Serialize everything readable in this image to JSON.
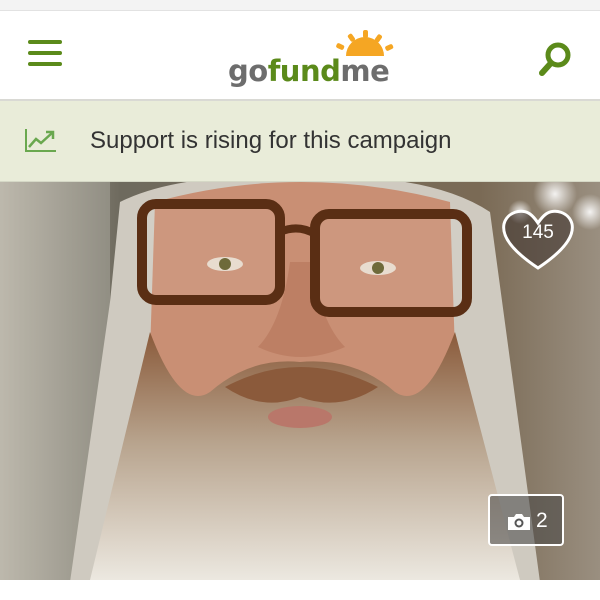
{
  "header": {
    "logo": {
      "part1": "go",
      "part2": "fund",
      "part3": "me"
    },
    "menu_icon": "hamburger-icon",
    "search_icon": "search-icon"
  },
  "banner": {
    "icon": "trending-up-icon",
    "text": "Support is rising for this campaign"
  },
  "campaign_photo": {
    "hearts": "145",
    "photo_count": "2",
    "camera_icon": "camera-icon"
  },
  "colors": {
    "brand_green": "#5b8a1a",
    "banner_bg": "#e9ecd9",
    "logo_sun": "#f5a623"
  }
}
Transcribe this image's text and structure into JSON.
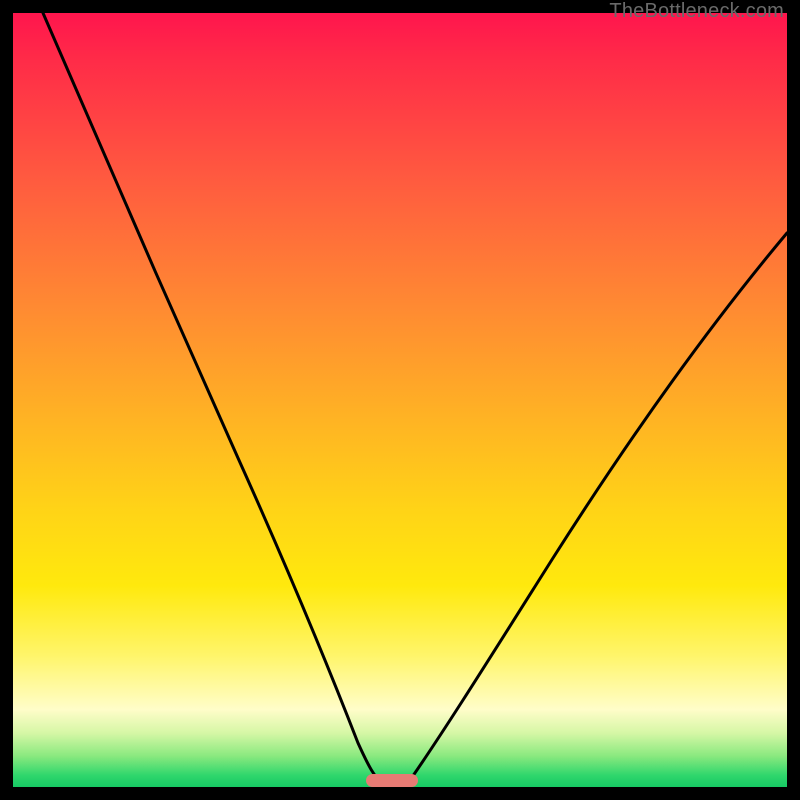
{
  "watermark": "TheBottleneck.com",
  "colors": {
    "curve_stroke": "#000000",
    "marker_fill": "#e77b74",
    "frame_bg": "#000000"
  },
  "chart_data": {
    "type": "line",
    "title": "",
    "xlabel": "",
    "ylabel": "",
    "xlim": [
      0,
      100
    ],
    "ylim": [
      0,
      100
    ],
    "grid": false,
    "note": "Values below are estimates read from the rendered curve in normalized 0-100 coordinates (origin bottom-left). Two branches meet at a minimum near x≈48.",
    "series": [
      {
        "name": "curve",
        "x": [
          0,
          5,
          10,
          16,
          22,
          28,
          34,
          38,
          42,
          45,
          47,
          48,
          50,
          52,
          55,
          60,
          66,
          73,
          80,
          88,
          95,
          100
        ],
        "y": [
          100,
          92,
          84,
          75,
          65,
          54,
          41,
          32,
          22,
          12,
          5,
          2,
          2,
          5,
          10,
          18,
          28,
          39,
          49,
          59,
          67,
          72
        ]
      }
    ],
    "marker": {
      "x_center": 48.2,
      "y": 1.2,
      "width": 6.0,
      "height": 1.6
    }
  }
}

☆ ☆ ☆ ☆

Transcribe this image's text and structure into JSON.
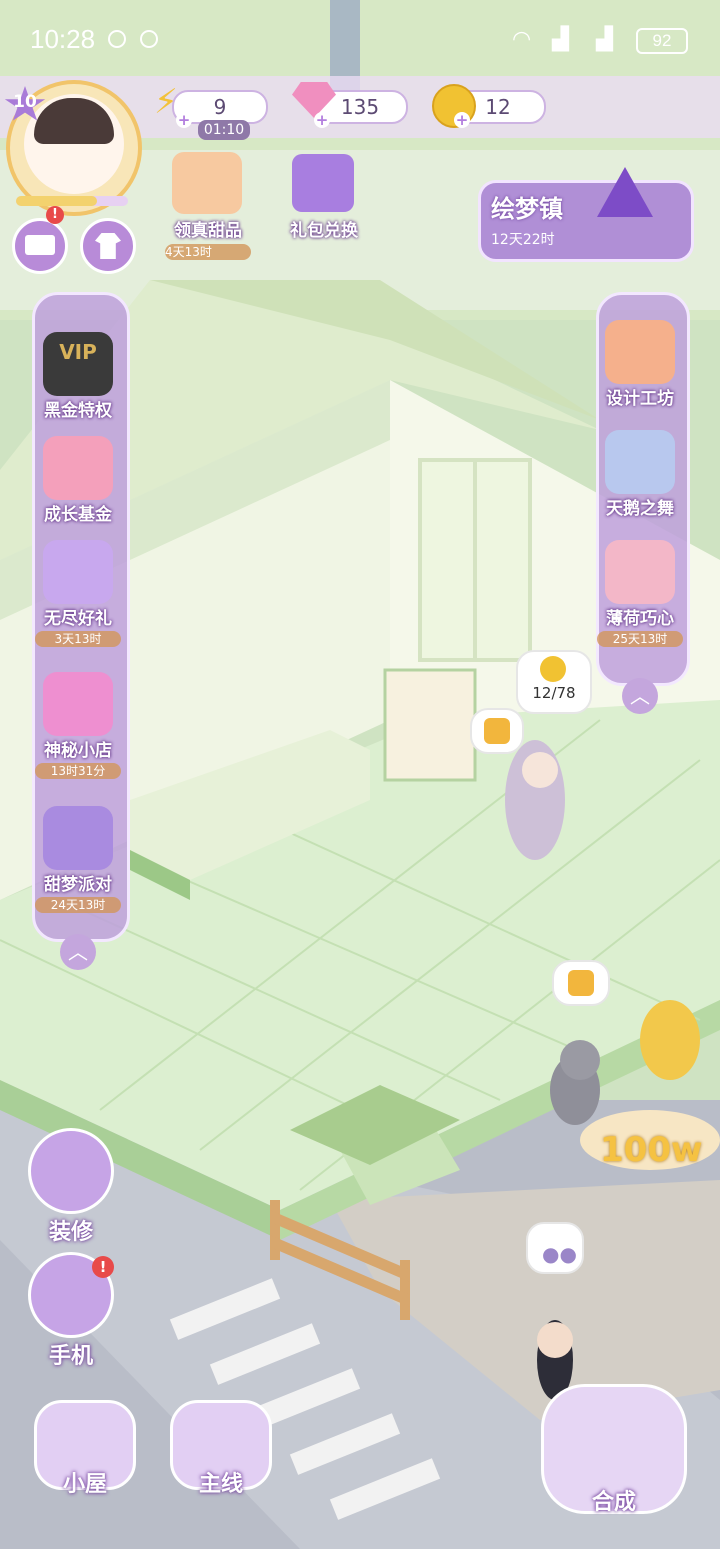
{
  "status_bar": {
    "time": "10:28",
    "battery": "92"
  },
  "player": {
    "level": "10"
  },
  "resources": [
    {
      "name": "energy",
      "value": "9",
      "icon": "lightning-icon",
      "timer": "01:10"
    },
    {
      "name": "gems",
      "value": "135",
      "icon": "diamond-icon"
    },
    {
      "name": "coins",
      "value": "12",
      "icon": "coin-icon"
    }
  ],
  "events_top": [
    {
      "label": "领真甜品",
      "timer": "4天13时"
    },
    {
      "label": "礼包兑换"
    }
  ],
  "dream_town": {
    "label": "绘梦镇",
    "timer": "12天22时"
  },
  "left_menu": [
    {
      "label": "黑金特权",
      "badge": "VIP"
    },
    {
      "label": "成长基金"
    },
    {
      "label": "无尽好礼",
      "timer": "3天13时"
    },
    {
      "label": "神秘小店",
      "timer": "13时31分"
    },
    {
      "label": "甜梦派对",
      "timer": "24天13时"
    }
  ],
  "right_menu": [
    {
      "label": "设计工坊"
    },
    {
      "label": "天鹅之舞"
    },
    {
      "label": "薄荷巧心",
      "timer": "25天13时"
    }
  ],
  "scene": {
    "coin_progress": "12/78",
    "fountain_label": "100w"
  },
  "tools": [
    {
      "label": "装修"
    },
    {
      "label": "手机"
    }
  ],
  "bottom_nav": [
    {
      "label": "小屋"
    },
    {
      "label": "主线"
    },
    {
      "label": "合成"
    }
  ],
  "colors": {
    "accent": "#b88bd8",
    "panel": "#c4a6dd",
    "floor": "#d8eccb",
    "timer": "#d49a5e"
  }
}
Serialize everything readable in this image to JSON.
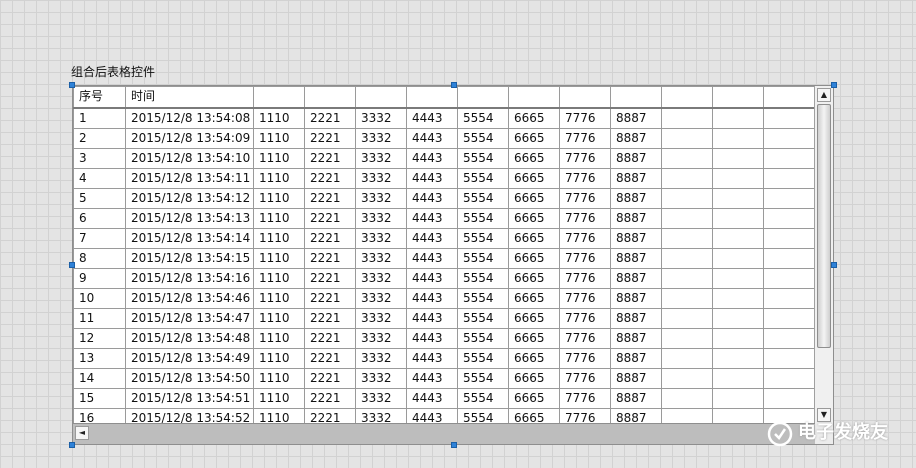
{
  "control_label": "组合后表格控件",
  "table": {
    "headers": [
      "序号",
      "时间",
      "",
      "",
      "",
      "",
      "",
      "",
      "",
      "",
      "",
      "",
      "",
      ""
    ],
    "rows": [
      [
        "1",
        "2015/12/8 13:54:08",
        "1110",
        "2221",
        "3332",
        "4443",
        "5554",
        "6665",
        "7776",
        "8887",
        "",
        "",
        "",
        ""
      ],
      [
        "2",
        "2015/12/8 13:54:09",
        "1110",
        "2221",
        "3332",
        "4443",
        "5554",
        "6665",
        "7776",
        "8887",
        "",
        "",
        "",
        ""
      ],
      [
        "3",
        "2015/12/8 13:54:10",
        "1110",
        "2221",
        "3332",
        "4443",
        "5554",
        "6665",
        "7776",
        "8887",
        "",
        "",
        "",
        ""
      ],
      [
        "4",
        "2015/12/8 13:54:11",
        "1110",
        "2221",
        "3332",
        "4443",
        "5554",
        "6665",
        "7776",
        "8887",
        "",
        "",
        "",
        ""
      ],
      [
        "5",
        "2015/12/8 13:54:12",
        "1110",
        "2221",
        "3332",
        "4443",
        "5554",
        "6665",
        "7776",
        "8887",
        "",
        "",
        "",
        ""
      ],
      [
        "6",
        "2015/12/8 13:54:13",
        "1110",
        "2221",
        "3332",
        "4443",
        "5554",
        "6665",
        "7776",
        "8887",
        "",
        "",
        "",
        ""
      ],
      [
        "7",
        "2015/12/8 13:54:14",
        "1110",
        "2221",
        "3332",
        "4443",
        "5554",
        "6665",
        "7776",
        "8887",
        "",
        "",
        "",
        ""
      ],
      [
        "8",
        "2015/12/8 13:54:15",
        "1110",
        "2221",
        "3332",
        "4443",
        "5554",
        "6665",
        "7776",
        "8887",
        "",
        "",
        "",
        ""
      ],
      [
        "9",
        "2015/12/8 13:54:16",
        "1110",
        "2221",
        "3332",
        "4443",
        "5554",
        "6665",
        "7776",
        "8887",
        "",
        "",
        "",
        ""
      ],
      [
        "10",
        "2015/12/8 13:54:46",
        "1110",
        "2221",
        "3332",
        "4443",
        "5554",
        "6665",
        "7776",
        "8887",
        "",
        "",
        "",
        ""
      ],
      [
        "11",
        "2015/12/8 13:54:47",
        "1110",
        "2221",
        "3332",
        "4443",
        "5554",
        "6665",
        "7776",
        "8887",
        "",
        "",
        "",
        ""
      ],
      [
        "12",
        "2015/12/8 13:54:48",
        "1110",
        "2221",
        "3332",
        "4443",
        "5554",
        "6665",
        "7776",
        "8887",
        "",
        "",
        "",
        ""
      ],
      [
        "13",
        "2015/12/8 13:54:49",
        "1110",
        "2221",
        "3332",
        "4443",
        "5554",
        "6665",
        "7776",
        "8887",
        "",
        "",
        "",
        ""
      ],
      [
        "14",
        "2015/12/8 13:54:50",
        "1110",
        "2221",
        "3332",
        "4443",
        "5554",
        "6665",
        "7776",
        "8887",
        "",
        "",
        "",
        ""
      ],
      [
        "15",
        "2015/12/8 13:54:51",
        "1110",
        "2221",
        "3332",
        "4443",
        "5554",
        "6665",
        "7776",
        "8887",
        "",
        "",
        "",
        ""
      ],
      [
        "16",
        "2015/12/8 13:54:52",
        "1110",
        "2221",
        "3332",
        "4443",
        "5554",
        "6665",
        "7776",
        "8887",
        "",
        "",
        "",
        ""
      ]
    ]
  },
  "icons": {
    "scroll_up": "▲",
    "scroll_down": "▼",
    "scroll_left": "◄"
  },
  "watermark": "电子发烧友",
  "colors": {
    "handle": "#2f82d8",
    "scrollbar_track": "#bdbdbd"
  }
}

☆ ☆ ☆ ☆

◆ The exercise
Check each line of the entries above for the word "watermark". List the ones that have it.

◆ Full solution
  "watermark": "TheBottleneck.com",
  "watermark": "电子发烧友",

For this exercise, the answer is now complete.